--- Start of Data section ---

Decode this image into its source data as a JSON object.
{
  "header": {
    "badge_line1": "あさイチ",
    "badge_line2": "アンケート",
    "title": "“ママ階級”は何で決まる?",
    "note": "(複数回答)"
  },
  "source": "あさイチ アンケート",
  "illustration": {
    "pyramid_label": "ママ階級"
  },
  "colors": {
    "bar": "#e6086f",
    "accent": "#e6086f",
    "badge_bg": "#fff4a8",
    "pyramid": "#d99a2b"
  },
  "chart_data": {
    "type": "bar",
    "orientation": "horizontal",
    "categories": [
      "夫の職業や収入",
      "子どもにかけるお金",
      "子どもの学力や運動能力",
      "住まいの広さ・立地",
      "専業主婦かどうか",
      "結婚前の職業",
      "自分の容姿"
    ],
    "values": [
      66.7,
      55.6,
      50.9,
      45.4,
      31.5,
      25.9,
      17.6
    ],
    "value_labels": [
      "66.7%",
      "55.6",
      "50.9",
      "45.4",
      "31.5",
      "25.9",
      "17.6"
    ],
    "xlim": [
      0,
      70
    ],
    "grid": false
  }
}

--- End of Data section ---

■ Work instructions
Go through the listing and copy all of it exactly.

■ Result of the exercise
Decode this image into its source data as a JSON object.
{
  "header": {
    "badge_line1": "あさイチ",
    "badge_line2": "アンケート",
    "title": "“ママ階級”は何で決まる?",
    "note": "(複数回答)"
  },
  "source": "あさイチ アンケート",
  "illustration": {
    "pyramid_label": "ママ階級"
  },
  "colors": {
    "bar": "#e6086f",
    "accent": "#e6086f",
    "badge_bg": "#fff4a8",
    "pyramid": "#d99a2b"
  },
  "chart_data": {
    "type": "bar",
    "orientation": "horizontal",
    "categories": [
      "夫の職業や収入",
      "子どもにかけるお金",
      "子どもの学力や運動能力",
      "住まいの広さ・立地",
      "専業主婦かどうか",
      "結婚前の職業",
      "自分の容姿"
    ],
    "values": [
      66.7,
      55.6,
      50.9,
      45.4,
      31.5,
      25.9,
      17.6
    ],
    "value_labels": [
      "66.7%",
      "55.6",
      "50.9",
      "45.4",
      "31.5",
      "25.9",
      "17.6"
    ],
    "xlim": [
      0,
      70
    ],
    "grid": false
  }
}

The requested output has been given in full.